Written instruction -
Filter the entries, keeping every line with the word "seres".

Collected data -
____________________

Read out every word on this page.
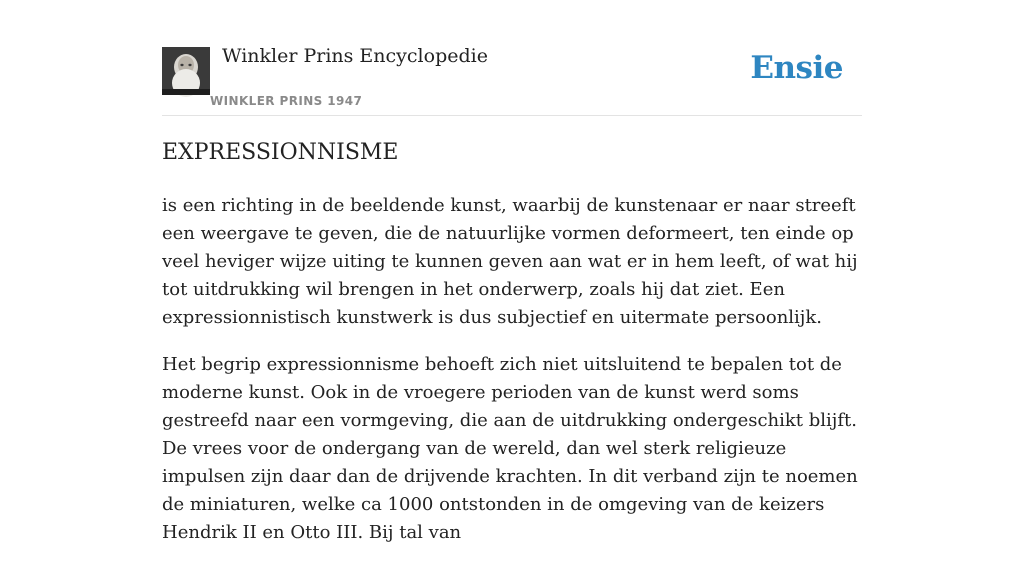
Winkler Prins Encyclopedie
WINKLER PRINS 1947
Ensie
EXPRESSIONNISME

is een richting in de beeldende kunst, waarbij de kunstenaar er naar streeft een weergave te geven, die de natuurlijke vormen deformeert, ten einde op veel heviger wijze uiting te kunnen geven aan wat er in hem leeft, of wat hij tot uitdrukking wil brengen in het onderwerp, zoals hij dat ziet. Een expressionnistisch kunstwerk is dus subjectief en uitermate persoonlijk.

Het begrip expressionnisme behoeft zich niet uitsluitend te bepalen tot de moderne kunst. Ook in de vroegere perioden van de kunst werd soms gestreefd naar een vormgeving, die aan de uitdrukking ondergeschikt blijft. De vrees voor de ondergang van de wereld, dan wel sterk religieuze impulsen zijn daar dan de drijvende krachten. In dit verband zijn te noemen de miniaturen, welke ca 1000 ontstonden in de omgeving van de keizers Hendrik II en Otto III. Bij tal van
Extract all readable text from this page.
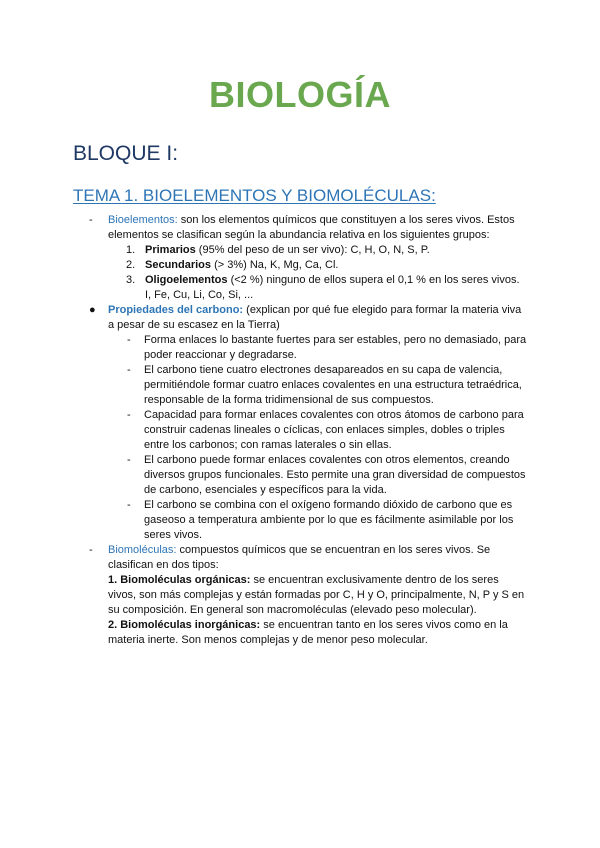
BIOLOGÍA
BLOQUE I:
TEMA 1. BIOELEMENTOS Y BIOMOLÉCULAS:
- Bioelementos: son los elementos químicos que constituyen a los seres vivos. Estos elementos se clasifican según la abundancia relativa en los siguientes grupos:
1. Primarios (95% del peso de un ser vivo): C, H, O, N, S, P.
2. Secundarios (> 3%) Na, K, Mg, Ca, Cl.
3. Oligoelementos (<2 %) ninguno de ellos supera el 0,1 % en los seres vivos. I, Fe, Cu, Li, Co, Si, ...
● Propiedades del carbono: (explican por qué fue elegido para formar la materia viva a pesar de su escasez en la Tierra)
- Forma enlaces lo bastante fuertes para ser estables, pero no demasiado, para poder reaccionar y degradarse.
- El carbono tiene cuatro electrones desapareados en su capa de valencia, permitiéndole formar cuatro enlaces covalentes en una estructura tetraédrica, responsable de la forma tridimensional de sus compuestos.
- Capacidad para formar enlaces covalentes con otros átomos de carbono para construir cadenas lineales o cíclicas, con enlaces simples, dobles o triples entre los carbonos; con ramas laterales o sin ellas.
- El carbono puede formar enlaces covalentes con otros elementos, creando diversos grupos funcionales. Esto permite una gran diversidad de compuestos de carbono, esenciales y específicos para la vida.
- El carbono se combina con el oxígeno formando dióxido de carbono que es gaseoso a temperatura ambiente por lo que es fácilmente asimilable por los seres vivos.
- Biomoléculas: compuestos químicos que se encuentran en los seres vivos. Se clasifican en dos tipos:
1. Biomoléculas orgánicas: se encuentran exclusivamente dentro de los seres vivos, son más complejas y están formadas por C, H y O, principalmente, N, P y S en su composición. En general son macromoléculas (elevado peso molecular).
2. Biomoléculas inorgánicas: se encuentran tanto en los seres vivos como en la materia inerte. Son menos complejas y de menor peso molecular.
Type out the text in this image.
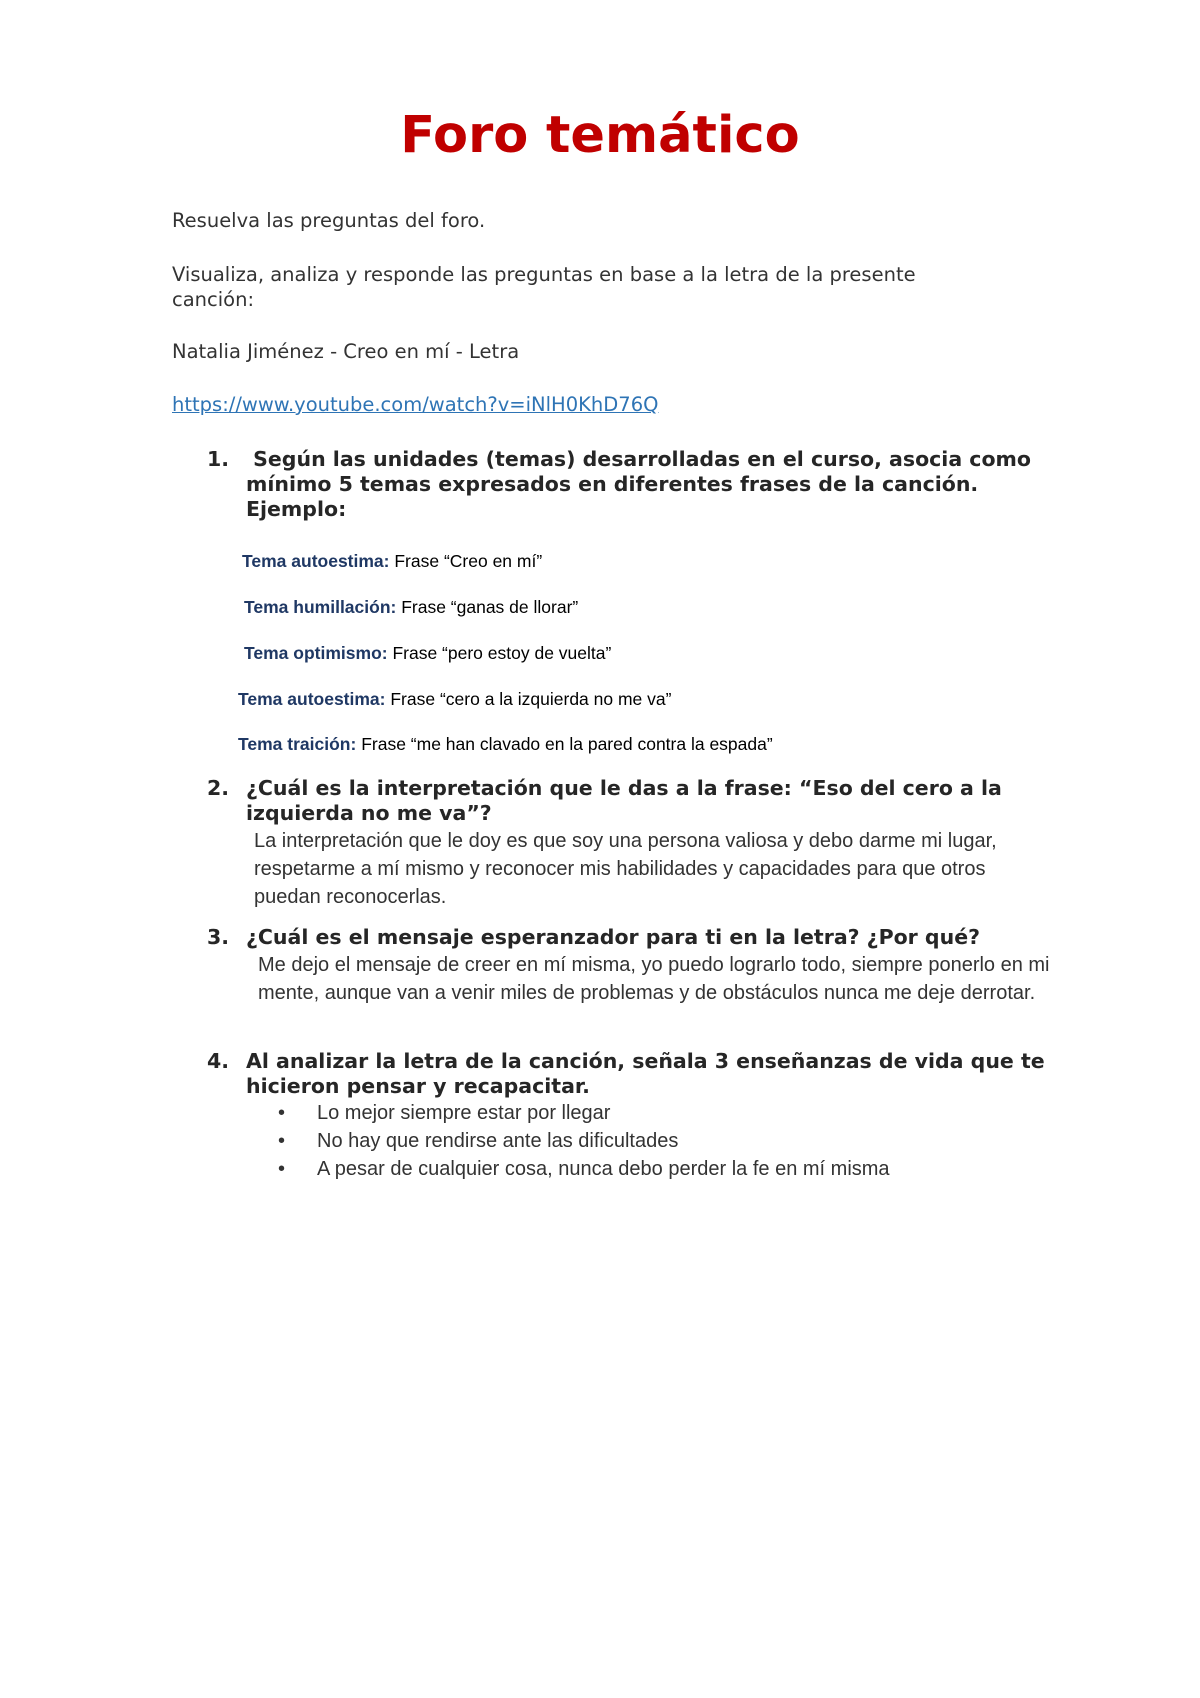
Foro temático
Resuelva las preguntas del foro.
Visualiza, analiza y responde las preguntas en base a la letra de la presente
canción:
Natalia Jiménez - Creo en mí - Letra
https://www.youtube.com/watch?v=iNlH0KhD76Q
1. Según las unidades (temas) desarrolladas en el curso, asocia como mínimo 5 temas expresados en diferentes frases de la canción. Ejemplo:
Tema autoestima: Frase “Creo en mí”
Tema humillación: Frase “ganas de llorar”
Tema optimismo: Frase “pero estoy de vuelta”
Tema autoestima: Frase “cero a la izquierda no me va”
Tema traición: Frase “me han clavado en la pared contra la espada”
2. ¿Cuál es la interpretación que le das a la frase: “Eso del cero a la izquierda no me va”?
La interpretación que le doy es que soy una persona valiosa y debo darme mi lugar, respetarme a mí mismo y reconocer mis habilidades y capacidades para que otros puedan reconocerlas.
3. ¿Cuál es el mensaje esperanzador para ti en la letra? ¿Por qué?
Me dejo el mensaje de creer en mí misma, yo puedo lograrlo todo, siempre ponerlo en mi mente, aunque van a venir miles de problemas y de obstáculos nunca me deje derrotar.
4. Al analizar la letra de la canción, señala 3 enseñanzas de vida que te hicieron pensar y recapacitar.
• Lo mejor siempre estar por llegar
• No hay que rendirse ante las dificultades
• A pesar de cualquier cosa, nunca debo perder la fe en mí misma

____________________

Finished exercise -
- Bioelementos: son los elementos químicos que constituyen a los seres vivos. Estos elementos se clasifican según la abundancia relativa en los siguientes grupos:
3. Oligoelementos (<2 %) ninguno de ellos supera el 0,1 % en los seres vivos. I, Fe, Cu, Li, Co, Si, ...
- El carbono se combina con el oxígeno formando dióxido de carbono que es gaseoso a temperatura ambiente por lo que es fácilmente asimilable por los seres vivos.
- Biomoléculas: compuestos químicos que se encuentran en los seres vivos. Se clasifican en dos tipos:
1. Biomoléculas orgánicas: se encuentran exclusivamente dentro de los seres vivos, son más complejas y están formadas por C, H y O, principalmente, N, P y S en su composición. En general son macromoléculas (elevado peso molecular).
2. Biomoléculas inorgánicas: se encuentran tanto en los seres vivos como en la materia inerte. Son menos complejas y de menor peso molecular.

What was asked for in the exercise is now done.